---- Recorded information

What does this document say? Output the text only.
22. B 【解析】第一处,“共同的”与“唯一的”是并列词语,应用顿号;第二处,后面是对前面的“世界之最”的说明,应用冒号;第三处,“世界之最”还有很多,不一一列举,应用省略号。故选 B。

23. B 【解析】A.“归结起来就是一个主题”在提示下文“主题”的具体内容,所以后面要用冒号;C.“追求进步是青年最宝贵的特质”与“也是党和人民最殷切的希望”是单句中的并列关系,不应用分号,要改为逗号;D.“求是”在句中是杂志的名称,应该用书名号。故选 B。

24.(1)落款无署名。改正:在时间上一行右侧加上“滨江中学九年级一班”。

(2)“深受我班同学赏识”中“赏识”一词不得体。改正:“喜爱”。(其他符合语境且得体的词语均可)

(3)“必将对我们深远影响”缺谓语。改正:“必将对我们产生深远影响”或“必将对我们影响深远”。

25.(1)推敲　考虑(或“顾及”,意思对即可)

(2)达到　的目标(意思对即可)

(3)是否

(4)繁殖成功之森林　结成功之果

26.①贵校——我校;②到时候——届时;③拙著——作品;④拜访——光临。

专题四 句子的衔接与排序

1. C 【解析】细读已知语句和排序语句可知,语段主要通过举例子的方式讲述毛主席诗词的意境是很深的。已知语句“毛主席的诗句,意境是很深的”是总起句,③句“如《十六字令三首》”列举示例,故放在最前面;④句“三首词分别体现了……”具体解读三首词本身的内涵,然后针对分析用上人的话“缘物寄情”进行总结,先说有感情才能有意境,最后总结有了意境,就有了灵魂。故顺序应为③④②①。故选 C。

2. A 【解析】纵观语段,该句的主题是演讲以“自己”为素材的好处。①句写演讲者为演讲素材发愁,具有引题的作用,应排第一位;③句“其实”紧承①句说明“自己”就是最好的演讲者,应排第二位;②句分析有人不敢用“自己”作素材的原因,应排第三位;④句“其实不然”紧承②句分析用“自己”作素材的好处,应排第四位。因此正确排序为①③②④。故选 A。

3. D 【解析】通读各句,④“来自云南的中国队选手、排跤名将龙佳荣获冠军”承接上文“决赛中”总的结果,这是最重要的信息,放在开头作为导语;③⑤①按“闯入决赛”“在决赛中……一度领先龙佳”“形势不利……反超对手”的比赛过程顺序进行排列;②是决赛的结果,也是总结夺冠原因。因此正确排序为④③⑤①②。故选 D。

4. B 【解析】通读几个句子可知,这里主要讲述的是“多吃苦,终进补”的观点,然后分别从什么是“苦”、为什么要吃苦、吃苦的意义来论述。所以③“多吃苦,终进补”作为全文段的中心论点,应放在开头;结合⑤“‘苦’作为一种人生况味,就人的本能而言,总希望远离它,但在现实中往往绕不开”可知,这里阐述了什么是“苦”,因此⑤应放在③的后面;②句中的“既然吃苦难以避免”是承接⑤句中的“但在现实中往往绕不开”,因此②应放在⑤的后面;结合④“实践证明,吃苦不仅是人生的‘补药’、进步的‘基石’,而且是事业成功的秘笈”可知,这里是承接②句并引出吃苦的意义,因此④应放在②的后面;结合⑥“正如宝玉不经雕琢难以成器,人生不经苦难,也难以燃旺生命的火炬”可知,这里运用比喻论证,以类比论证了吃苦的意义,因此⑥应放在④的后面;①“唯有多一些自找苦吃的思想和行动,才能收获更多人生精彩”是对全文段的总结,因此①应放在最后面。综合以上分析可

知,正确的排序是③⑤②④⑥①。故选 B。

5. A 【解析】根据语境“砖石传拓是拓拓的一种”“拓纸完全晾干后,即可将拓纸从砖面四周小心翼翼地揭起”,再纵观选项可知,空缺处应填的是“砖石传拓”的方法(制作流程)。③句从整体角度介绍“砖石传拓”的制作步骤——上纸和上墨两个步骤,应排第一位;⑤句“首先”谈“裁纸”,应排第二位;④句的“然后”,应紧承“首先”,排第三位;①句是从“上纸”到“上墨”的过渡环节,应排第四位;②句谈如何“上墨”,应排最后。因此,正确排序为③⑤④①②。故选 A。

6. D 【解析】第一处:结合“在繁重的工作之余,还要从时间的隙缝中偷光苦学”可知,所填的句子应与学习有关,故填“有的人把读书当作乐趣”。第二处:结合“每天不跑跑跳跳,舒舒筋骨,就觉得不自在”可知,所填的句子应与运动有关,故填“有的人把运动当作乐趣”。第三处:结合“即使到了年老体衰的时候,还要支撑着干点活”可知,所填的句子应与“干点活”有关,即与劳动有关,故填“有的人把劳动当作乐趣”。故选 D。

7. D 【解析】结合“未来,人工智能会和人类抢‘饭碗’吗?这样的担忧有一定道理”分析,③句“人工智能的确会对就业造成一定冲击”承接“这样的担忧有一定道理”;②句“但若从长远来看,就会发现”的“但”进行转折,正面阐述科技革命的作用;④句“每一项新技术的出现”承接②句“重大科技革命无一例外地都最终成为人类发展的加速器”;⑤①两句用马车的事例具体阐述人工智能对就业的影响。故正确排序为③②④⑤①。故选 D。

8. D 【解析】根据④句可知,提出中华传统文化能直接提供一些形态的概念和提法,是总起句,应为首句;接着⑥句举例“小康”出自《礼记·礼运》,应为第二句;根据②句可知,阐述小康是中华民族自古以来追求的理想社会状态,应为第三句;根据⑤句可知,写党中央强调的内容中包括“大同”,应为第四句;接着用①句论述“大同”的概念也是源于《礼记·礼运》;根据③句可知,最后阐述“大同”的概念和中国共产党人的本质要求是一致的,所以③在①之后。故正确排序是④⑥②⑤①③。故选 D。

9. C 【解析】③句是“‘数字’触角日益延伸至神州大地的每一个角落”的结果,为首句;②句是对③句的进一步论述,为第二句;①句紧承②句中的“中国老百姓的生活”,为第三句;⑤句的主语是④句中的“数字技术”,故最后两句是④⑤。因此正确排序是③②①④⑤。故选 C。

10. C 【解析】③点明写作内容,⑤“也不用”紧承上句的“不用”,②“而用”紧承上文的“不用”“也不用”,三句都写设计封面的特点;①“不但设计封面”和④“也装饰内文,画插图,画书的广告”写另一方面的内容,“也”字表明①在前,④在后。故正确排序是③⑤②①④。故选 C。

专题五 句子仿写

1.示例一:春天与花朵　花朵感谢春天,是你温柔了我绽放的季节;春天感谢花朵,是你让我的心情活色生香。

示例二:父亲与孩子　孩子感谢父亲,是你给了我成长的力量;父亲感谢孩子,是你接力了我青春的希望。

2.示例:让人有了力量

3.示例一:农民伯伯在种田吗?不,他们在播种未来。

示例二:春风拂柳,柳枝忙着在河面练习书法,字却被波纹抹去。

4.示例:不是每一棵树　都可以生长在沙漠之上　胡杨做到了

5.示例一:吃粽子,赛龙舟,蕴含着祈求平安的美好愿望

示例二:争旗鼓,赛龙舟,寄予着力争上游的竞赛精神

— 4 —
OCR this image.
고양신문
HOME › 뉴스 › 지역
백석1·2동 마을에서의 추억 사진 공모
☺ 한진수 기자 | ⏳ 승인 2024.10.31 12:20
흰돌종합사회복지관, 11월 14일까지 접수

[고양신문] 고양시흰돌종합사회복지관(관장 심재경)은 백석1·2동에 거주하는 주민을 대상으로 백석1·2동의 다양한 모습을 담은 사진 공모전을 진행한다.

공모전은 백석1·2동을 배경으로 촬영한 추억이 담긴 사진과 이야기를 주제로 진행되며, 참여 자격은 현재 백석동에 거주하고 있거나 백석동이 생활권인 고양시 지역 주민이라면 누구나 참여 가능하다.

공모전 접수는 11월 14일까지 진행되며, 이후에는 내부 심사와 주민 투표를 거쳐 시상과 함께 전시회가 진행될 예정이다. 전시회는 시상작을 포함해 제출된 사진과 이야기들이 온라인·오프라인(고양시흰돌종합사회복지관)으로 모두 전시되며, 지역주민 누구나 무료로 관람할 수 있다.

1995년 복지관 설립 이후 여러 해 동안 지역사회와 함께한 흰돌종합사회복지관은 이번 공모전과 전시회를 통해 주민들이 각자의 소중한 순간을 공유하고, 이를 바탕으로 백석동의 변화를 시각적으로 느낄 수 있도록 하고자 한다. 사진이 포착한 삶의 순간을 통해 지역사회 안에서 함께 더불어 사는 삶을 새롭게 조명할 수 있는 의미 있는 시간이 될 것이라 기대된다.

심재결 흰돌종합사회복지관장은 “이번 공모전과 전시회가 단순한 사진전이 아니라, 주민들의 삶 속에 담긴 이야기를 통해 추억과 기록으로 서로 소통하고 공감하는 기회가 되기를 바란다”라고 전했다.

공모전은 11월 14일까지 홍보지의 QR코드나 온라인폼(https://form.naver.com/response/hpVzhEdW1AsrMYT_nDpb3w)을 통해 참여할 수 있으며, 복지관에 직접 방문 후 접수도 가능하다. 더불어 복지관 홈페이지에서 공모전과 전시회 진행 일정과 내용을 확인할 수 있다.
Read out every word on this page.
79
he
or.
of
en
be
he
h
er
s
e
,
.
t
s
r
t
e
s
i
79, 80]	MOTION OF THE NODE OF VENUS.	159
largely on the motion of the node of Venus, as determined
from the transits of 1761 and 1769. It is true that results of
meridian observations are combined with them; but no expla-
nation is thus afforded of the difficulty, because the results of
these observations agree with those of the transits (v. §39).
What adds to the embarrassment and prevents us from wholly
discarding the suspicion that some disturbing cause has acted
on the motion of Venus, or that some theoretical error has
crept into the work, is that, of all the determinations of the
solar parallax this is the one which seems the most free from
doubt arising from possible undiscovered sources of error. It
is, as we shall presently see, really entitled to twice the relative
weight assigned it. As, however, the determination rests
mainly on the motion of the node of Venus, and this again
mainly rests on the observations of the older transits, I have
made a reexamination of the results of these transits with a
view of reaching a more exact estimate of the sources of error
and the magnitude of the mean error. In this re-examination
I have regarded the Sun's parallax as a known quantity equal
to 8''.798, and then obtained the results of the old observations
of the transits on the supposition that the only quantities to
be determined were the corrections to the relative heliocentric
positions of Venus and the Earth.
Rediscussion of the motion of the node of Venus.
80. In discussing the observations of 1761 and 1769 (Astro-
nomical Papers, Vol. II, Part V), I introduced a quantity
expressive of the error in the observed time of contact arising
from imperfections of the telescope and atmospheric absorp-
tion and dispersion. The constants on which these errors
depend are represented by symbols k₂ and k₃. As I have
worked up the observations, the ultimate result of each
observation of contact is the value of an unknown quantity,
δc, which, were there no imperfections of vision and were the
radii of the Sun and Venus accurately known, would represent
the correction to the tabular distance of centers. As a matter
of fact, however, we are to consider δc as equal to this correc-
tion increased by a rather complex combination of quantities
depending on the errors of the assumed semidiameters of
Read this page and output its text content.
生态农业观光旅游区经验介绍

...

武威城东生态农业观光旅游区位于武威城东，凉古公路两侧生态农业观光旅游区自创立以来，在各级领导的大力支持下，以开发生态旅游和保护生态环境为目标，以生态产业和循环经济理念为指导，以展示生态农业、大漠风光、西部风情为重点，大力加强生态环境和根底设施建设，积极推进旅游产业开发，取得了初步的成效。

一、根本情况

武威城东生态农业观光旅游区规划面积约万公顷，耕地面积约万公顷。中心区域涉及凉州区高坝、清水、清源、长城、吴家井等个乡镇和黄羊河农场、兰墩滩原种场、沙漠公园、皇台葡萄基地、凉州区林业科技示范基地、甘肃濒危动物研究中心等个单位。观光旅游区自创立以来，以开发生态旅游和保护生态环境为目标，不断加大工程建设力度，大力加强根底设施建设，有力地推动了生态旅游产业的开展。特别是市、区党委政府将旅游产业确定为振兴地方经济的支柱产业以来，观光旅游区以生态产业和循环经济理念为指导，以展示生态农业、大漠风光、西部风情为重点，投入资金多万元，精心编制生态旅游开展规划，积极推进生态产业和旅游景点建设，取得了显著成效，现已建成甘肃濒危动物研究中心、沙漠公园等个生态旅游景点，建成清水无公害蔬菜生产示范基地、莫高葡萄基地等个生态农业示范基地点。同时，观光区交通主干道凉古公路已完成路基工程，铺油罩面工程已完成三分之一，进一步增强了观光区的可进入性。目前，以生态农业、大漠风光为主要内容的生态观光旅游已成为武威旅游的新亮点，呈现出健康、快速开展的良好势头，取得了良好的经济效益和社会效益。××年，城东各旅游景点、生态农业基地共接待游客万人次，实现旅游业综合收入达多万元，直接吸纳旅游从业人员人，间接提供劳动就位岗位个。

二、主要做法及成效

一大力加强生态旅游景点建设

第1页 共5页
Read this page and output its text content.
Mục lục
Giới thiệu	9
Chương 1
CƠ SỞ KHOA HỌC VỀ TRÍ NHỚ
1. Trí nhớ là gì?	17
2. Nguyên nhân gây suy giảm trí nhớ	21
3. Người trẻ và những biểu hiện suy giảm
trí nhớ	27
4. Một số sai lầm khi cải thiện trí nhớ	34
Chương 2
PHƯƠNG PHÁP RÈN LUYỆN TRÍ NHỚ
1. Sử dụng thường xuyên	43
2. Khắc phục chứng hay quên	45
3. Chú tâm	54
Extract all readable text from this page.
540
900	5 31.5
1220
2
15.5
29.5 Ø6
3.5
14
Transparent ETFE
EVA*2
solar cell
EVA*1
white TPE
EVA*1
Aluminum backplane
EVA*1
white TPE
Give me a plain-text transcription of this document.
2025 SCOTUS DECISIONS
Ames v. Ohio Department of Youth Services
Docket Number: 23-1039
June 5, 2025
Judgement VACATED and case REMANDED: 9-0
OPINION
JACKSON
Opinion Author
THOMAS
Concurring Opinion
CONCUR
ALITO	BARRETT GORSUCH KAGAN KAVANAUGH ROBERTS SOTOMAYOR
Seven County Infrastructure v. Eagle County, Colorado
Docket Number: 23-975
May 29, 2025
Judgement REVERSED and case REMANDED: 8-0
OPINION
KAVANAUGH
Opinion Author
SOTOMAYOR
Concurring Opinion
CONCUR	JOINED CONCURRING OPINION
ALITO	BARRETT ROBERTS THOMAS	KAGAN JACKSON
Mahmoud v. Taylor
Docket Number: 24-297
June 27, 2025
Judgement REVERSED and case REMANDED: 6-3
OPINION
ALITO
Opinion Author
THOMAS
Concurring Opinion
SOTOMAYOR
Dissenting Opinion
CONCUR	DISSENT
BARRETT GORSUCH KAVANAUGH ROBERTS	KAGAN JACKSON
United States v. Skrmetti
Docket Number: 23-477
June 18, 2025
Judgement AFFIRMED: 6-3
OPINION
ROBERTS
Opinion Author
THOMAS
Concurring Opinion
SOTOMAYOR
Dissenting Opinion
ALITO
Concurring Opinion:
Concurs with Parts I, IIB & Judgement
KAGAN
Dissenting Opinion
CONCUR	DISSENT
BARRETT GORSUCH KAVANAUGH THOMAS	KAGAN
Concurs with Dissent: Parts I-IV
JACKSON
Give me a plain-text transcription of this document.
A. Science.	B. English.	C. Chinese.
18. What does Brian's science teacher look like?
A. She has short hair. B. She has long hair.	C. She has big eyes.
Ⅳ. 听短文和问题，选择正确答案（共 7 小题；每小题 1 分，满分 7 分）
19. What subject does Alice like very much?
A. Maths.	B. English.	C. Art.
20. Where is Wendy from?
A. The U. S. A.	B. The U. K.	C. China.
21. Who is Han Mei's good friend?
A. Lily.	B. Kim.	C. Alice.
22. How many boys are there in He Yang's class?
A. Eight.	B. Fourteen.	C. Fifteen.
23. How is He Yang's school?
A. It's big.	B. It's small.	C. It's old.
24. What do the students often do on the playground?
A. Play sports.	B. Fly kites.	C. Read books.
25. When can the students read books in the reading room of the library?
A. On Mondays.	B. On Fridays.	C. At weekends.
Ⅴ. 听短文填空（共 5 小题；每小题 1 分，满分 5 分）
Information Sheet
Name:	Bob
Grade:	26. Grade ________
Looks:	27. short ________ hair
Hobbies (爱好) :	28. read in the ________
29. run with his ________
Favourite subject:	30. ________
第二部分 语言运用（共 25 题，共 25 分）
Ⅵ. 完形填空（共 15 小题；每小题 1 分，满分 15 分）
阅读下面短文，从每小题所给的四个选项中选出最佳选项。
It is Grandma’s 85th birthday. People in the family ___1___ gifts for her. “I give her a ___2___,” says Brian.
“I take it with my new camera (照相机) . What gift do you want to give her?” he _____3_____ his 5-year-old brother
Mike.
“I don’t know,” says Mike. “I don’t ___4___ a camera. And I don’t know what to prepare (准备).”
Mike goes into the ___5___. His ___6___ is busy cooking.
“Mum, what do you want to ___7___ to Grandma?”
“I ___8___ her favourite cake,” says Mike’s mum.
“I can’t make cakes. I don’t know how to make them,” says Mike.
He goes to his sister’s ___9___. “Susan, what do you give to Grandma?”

--------

What is expected ▸
From the data, pick out every line that includes "ROBERTS".

Problem solution ▸
ALITO	BARRETT GORSUCH KAGAN KAVANAUGH ROBERTS SOTOMAYOR
ALITO	BARRETT ROBERTS THOMAS	KAGAN JACKSON
BARRETT GORSUCH KAVANAUGH ROBERTS	KAGAN JACKSON
ROBERTS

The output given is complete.